◆ Exercise brief ◆
Search the records below for the word "fraction". Pull out each line that has it.

(Collected data entries)
□ □ □

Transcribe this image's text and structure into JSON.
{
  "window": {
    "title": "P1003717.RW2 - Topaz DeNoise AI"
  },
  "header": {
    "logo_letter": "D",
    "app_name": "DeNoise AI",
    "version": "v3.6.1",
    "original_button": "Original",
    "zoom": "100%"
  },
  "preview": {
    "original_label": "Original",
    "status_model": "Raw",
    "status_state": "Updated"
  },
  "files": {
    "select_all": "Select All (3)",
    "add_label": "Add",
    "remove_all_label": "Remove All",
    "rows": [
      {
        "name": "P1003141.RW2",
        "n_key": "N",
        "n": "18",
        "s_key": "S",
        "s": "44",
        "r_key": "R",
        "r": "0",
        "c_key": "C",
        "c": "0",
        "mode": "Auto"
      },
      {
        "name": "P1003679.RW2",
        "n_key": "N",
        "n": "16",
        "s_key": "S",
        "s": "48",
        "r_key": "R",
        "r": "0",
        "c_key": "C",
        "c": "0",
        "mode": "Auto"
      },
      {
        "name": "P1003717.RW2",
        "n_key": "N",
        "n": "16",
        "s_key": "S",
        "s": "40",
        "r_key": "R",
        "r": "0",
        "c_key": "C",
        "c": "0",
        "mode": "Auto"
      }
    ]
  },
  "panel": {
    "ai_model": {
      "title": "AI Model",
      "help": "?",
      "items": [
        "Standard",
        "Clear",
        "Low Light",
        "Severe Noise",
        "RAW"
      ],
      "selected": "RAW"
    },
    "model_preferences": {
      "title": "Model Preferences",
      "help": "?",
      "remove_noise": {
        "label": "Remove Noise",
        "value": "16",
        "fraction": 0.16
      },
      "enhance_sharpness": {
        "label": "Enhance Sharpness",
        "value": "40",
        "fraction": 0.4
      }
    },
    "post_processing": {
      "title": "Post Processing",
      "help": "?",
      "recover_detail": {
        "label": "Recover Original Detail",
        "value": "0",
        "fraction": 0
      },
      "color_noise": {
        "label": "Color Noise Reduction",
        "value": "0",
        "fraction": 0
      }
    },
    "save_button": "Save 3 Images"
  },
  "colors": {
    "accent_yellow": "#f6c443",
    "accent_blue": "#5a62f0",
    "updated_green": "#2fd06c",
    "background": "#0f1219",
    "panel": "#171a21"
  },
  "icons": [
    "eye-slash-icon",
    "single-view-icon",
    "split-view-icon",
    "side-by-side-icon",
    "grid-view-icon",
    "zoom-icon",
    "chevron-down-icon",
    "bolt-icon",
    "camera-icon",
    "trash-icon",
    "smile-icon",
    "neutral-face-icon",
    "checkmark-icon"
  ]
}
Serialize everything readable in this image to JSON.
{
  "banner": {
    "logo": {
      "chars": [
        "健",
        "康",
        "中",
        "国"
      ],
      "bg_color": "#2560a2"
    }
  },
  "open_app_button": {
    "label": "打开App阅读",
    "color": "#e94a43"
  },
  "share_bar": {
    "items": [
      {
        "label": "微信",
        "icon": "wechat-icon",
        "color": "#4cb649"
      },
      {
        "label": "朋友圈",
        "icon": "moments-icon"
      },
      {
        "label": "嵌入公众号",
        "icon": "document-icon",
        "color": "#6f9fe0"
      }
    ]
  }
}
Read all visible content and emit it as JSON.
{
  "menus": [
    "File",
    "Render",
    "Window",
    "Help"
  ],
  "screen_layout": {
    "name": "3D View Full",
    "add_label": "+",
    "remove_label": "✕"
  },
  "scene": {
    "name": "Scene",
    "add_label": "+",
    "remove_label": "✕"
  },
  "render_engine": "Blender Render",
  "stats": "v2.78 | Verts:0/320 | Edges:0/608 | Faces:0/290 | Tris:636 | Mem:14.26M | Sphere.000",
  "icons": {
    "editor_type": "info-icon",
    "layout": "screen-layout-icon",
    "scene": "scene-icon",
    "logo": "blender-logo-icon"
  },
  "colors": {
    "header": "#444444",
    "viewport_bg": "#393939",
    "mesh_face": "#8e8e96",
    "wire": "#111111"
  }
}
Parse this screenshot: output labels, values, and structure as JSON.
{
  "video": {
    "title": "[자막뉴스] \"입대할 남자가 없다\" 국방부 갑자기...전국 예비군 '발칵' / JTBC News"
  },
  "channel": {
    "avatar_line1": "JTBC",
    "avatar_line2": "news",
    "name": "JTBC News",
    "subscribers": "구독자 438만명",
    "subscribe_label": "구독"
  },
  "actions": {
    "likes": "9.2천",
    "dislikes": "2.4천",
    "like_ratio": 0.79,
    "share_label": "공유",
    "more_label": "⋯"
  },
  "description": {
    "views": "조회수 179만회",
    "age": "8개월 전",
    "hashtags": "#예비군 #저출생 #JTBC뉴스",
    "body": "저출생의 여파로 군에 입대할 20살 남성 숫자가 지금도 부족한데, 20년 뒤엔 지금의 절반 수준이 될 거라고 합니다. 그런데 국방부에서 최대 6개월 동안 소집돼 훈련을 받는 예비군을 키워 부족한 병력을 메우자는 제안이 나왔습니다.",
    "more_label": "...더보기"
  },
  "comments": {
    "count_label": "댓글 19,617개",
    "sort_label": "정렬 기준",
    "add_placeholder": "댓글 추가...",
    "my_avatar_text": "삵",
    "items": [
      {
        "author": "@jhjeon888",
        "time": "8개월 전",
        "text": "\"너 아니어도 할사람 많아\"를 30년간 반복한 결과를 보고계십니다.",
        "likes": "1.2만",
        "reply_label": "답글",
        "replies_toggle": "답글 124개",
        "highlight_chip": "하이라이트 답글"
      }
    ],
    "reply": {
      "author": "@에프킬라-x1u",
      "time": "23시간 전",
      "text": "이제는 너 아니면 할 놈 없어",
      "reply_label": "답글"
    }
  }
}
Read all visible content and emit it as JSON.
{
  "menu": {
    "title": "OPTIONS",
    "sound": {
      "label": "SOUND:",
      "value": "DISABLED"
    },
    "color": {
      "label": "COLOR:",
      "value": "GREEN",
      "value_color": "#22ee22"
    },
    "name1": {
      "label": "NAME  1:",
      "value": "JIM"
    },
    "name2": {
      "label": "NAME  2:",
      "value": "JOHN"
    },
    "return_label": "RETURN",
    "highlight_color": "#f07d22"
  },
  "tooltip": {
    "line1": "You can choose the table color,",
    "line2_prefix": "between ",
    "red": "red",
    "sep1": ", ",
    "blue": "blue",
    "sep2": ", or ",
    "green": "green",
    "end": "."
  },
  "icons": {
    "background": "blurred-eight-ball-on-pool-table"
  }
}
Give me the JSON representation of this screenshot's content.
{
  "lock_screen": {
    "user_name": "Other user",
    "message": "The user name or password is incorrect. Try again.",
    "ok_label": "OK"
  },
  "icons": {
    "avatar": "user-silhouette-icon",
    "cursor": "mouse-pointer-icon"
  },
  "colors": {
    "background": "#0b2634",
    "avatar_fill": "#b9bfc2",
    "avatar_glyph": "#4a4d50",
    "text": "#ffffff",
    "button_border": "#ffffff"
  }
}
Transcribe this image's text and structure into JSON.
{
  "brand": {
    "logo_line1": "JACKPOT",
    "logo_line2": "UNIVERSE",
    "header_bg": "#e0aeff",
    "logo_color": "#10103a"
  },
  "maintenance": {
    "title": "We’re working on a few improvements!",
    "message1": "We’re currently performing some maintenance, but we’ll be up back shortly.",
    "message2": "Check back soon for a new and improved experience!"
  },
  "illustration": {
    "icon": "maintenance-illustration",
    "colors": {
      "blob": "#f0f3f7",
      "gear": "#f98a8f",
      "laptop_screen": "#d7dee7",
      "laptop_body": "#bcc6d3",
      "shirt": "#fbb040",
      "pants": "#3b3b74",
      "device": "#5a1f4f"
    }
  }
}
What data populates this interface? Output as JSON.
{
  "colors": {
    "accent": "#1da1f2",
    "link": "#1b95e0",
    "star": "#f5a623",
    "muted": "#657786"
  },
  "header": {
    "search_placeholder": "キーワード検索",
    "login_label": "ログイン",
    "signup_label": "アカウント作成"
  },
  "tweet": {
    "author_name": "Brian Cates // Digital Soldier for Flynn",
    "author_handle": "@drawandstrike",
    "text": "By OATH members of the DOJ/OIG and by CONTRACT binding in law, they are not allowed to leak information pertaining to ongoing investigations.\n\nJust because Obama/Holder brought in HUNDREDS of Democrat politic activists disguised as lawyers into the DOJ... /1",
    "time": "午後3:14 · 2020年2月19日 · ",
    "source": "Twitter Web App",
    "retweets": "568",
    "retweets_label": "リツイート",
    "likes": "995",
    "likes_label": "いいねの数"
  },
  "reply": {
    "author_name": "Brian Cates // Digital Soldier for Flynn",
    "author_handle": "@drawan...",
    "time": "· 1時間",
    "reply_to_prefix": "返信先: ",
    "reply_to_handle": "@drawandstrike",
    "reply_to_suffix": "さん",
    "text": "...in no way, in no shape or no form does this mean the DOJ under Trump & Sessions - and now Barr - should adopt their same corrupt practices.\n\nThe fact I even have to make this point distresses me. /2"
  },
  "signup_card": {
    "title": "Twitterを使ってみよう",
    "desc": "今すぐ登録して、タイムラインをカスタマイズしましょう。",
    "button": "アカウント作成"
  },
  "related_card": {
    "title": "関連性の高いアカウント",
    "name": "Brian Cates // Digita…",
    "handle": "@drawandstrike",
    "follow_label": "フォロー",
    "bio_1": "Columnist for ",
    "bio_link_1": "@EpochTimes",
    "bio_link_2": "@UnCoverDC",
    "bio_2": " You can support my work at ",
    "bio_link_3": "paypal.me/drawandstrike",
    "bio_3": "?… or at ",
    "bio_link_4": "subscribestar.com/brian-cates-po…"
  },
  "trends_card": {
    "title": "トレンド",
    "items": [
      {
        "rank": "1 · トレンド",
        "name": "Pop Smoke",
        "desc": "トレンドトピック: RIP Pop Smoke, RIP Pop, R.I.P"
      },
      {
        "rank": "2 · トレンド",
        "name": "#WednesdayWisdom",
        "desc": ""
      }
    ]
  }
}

□ □ □

◆ Finished task ◆
        "fraction": 0.16
        "fraction": 0.4
        "fraction": 0
        "fraction": 0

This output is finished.